## TASK MATERIAL:
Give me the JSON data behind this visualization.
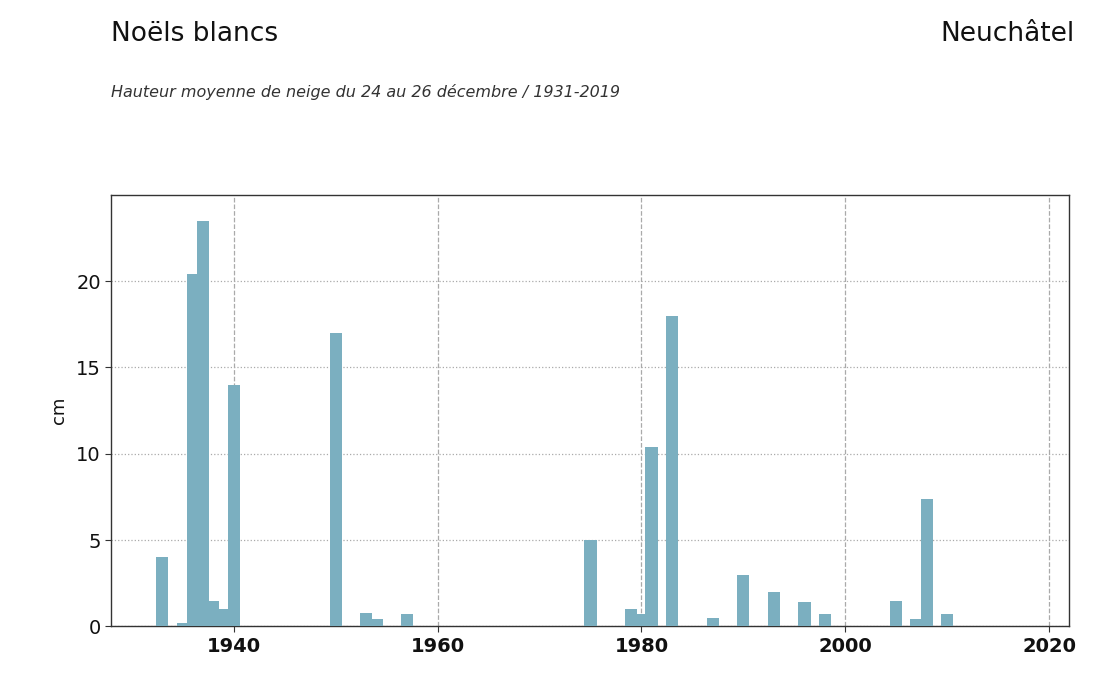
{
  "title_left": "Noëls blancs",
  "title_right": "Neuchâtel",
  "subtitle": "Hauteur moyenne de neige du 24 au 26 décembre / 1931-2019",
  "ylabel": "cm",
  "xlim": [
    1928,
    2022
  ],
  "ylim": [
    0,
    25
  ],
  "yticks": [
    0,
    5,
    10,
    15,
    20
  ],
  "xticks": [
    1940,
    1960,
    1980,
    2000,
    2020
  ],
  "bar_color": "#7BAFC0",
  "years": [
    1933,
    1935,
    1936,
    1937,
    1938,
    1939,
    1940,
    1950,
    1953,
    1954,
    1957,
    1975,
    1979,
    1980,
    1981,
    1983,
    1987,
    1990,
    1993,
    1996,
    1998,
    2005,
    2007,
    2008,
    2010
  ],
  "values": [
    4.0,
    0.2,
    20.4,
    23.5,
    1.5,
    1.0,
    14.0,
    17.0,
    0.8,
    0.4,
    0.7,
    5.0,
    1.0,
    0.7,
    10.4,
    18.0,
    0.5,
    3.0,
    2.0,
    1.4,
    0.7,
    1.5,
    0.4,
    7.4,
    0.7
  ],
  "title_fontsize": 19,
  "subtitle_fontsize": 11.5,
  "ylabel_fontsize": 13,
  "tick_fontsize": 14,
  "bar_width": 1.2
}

## SHORT TASK:
Leave out the pictures and reproduce the rest of the listing exactly.

## REPLY TO THE TASK:
Give me the JSON data behind this visualization.
{
  "title_left": "Noëls blancs",
  "title_right": "Neuchâtel",
  "subtitle": "Hauteur moyenne de neige du 24 au 26 décembre / 1931-2019",
  "ylabel": "cm",
  "xlim": [
    1928,
    2022
  ],
  "ylim": [
    0,
    25
  ],
  "yticks": [
    0,
    5,
    10,
    15,
    20
  ],
  "xticks": [
    1940,
    1960,
    1980,
    2000,
    2020
  ],
  "bar_color": "#7BAFC0",
  "years": [
    1933,
    1935,
    1936,
    1937,
    1938,
    1939,
    1940,
    1950,
    1953,
    1954,
    1957,
    1975,
    1979,
    1980,
    1981,
    1983,
    1987,
    1990,
    1993,
    1996,
    1998,
    2005,
    2007,
    2008,
    2010
  ],
  "values": [
    4.0,
    0.2,
    20.4,
    23.5,
    1.5,
    1.0,
    14.0,
    17.0,
    0.8,
    0.4,
    0.7,
    5.0,
    1.0,
    0.7,
    10.4,
    18.0,
    0.5,
    3.0,
    2.0,
    1.4,
    0.7,
    1.5,
    0.4,
    7.4,
    0.7
  ],
  "title_fontsize": 19,
  "subtitle_fontsize": 11.5,
  "ylabel_fontsize": 13,
  "tick_fontsize": 14,
  "bar_width": 1.2
}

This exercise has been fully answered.